(Some records)
## start

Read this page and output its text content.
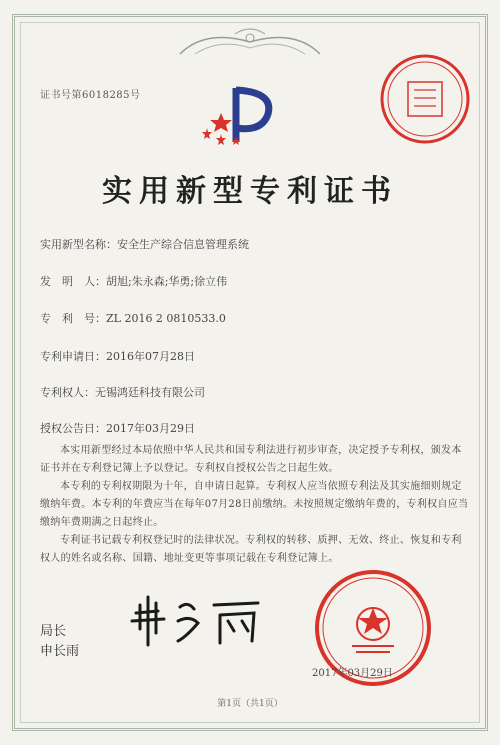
证书号第6018285号
实用新型专利证书
实用新型名称：安全生产综合信息管理系统
发　明　人：胡旭;朱永森;华勇;徐立伟
专　利　号：ZL 2016 2 0810533.0
专利申请日：2016年07月28日
专利权人：无锡鸿廷科技有限公司
授权公告日：2017年03月29日
本实用新型经过本局依照中华人民共和国专利法进行初步审查，决定授予专利权，颁发本证书并在专利登记簿上予以登记。专利权自授权公告之日起生效。
本专利的专利权期限为十年，自申请日起算。专利权人应当依照专利法及其实施细则规定缴纳年费。本专利的年费应当在每年07月28日前缴纳。未按照规定缴纳年费的，专利权自应当缴纳年费期满之日起终止。
专利证书记载专利权登记时的法律状况。专利权的转移、质押、无效、终止、恢复和专利权人的姓名或名称、国籍、地址变更等事项记载在专利登记簿上。
局长
申长雨
2017年03月29日
第1页（共1页）
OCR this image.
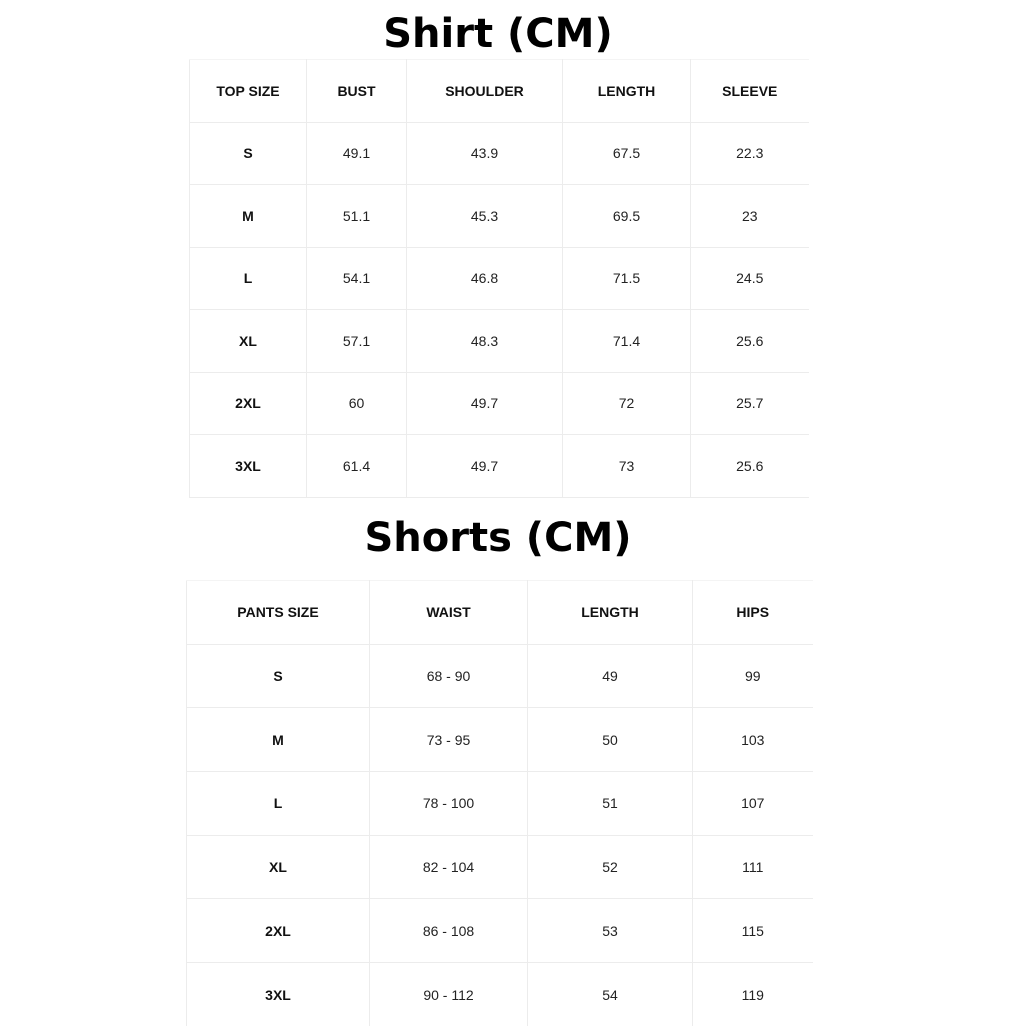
Shirt (CM)
TOP SIZE	BUST	SHOULDER	LENGTH	SLEEVE
S	49.1	43.9	67.5	22.3
M	51.1	45.3	69.5	23
L	54.1	46.8	71.5	24.5
XL	57.1	48.3	71.4	25.6
2XL	60	49.7	72	25.7
3XL	61.4	49.7	73	25.6
Shorts (CM)
PANTS SIZE	WAIST	LENGTH	HIPS
S	68 - 90	49	99
M	73 - 95	50	103
L	78 - 100	51	107
XL	82 - 104	52	111
2XL	86 - 108	53	115
3XL	90 - 112	54	119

## end

EXERCISE REQUIREMENTS:
Exactly as written, set down the lines from the line holding "OCR this image." to the last line of the data, both ends included, pictures excluded.

TASK RESPONSE:
OCR this image.
Shirt (CM)
TOP SIZE	BUST	SHOULDER	LENGTH	SLEEVE
S	49.1	43.9	67.5	22.3
M	51.1	45.3	69.5	23
L	54.1	46.8	71.5	24.5
XL	57.1	48.3	71.4	25.6
2XL	60	49.7	72	25.7
3XL	61.4	49.7	73	25.6
Shorts (CM)
PANTS SIZE	WAIST	LENGTH	HIPS
S	68 - 90	49	99
M	73 - 95	50	103
L	78 - 100	51	107
XL	82 - 104	52	111
2XL	86 - 108	53	115
3XL	90 - 112	54	119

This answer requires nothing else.